■ Set task 1:
Reproduce verbatim the passage of the film review starting with "Regan isn't the only" and going on through "got in 1973.".
■ Set task 2:
Resume the film review from the point at which it stops, carrying it forward in the same voice.

■ Given text:
▽

Regan isn't the only one that gets short-changed in this film.  The character of Burke Dennings is so underdeveloped that he could be cut out of the movie altogether if not for the fact that his death leads to Detective Kinderman's involvement with Regan and her mother.

I'm not generally a fan of remakes, but I think this is a movie that could really benefit from a fresh set of eyes to write a screenplay from the novel with better pacing.  That'll probably never happen because the original is held in such high regard, and that's a shame.  I know that this is coming across as me tearing a classic film apart, but I don't mean to.  I like The Exorcist, but there's a much better story to be told here than the one that we got in 1973.



Next up was the 1990 film: The Exorcist III, which is a personal milestone for me as it's the 300th movie that I've watched at the Mahoning Drive-In Theater.

This movie ignores that Exorcist II: The Heretic ever happened (which is for the best) and picks up with the lives of Father Dyer and Lieutenant Kinderman fifteen years after the events of the first film.  I've watched a few times before and I've enjoyed it each time, but I'm still not entirely sure that I understand everything that's going on.  If I have any criticism at all, it's that there are too many scenes where the characters aren't having a conversation, but are instead delivering long speeches to each other.

I'd give The Exorcist a B and The Exorcist III a solid C+.  Although it probably seems like I do, I swear that I don't dislike either of these films, but I don't really love them either.  Maybe this franchise just isn't my cup of tea.
 


The last movie of Friday night was an odd film that I've never seen or heard of before.  It's a 1977 film called Ruby that stars Piper Laurie as the title character in her first film after writing her name in horror history as Carrie White's mother in Carrie.

Ruby is an ex-mobster who owns an operates a drive-in theater in 1951.  Her boyfriend, Nicky, was murdered 16 years earlier on the same night that she gave birth to their daughter, Leslie.  Leslie is mute and traumatized from the knowledge that her mother is thinking of institutionalizing her, and this trauma allows the spirit of Nicky to not only possess his daughter, but to take vengeance on the rest of the gang who had him killed.  It's a cheesy movie to say the least, but it's a hell of a lot of fun.  It's also pretty cool to see a movie that's set at a drive-in theater at an actual drive-in.
 
The theme for the second night of Weekend Of Terror VIII was witch hunters, with a triple feature of films from the late 60's and early 70's.




The first movie of Saturday night was the horror classic Witchfinder General (also known as The Conqueror Worm). It's a British film from 1968 and was directed and co-written by Michael Reeves, who died of a drug overdose at the age of 25 just nine months after this film premiered in theaters.

The story takes place during the English Civil War and is loosely based on the life of a witch hunter named Matthew Hopkins (played by Vincent Price) who is said to have been directly responsible for the death of over 300 innocent people from 1644 to 1646.  The ending is a bit abrupt, but it's a great film and a must-watch for any fan of horror flicks.

△

■ Data shown:
▽

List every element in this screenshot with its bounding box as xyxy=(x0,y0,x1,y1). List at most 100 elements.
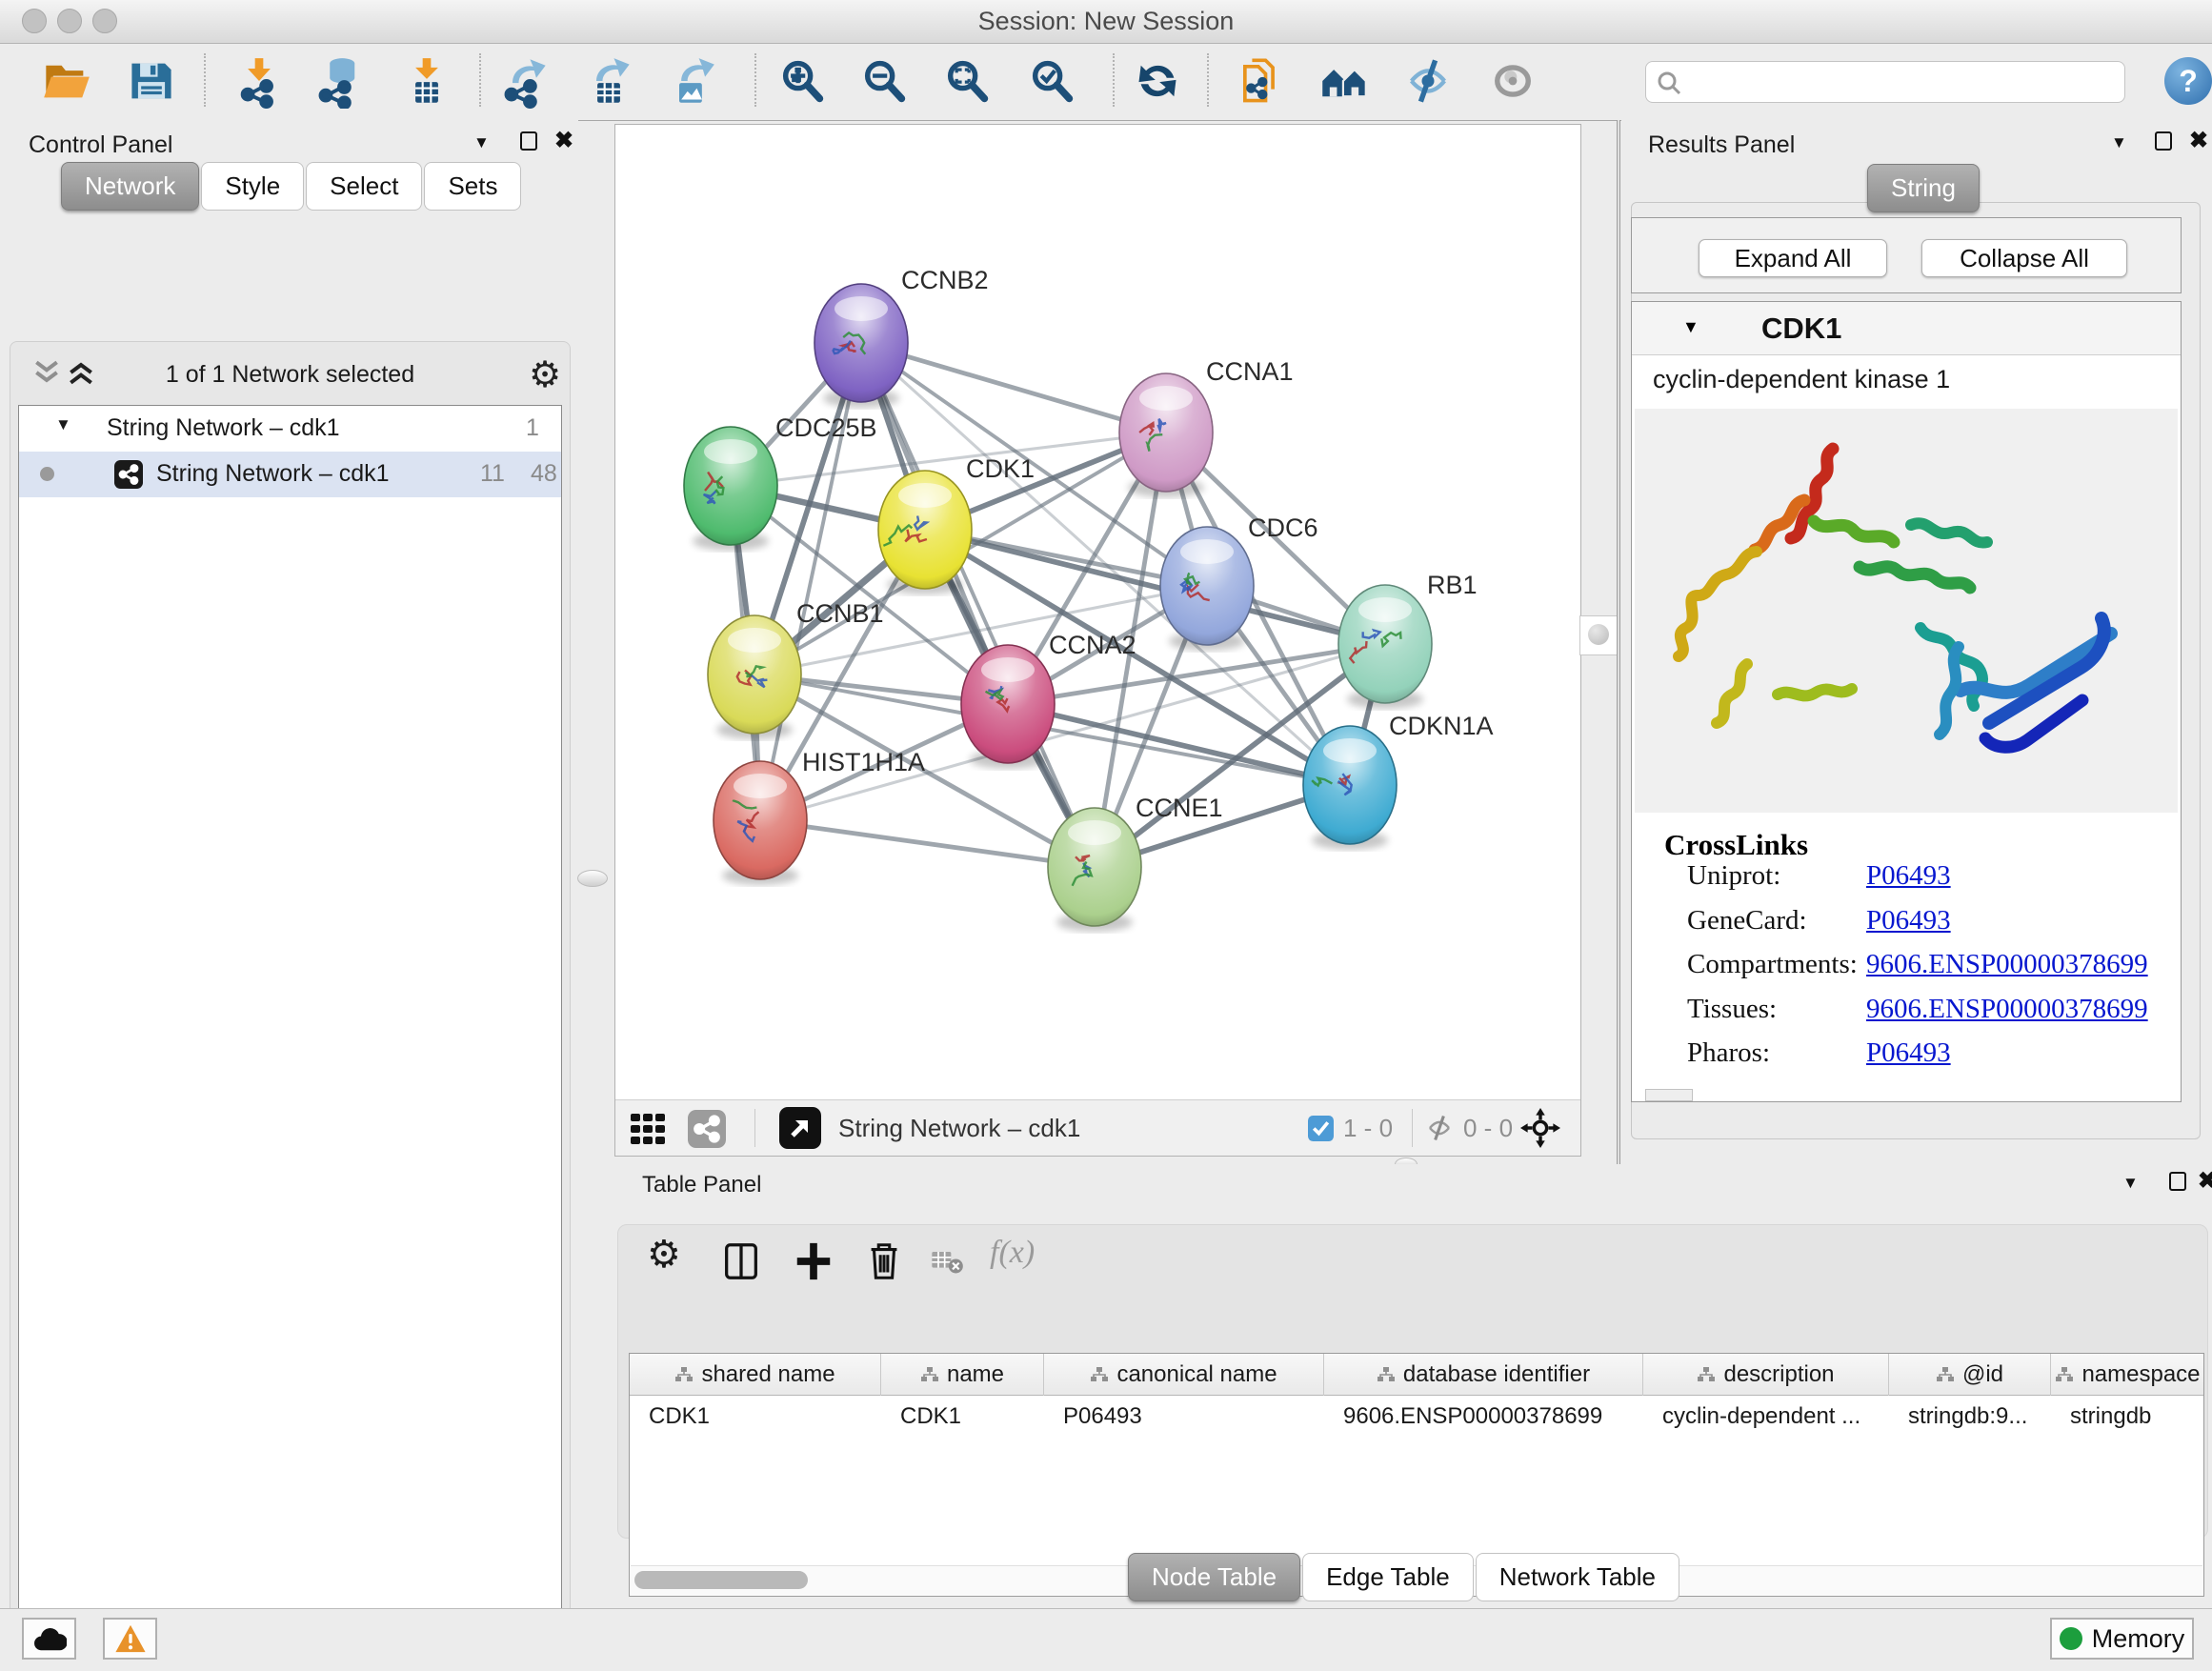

△

■ Expected answer 1:
Regan isn't the only one that gets short-changed in this film.  The character of Burke Dennings is so underdeveloped that he could be cut out of the movie altogether if not for the fact that his death leads to Detective Kinderman's involvement with Regan and her mother.

I'm not generally a fan of remakes, but I think this is a movie that could really benefit from a fresh set of eyes to write a screenplay from the novel with better pacing.  That'll probably never happen because the original is held in such high regard, and that's a shame.  I know that this is coming across as me tearing a classic film apart, but I don't mean to.  I like The Exorcist, but there's a much better story to be told here than the one that we got in 1973.

■ Expected answer 2:
We saw another Starlink Satellite Train in the sky about halfway through Witchfinder General.  Mike and I spotted the first one on the last night of Camp Blood IX.  This one wasn't quite as spread out as the one on September 3rd, but it was pretty awesome to see.


This time, I managed to catch a quick video of it.  It may not look all that impressive here, but it's very noticeable when you see it up in the sky.
 


The second movie of the night was the 1970 West German movie: Mark Of The Devil.  I had never watched this movie before last night, but I felt like I had because I've seen the trailer for it at least a dozen times this season at the Mahoning.  It's one of those trailers that gives away way too much of the movie, including the scene at the end that reveals the fate of one of the main characters.  I probably would have enjoyed it more if I was going in without having seen the trailer, but it was still a damn good movie and I'm glad that I got to see it on 35mm.

It definitely lives up to its reputation for violence, especially for the time in which it was released, but I don't think the brutality ever goes past what you'd see in a movie like Hostel or one of the Saw films.  I think that Witchfinder General is the better of the two films overall, but Mark Of The Devil has a better ending and stands on its own as a classic horror film.  This isn't gore for the sake of gore.  It tells a story that's more interesting to me than an average horror movie because the kinds of things that you're seeing on the screen actually happened.



Mark Of The Devil was called the most horrifying movie ever made, and it was marketed with a gimmick that they would not allow anyone in to see it without taking a free vomit bag so that the theater owners could be assured of keeping the place clean.  Harry had a big pile new ones specially created for Weekend Of Terror VIII at the Exhumed Films table for fans in attendance.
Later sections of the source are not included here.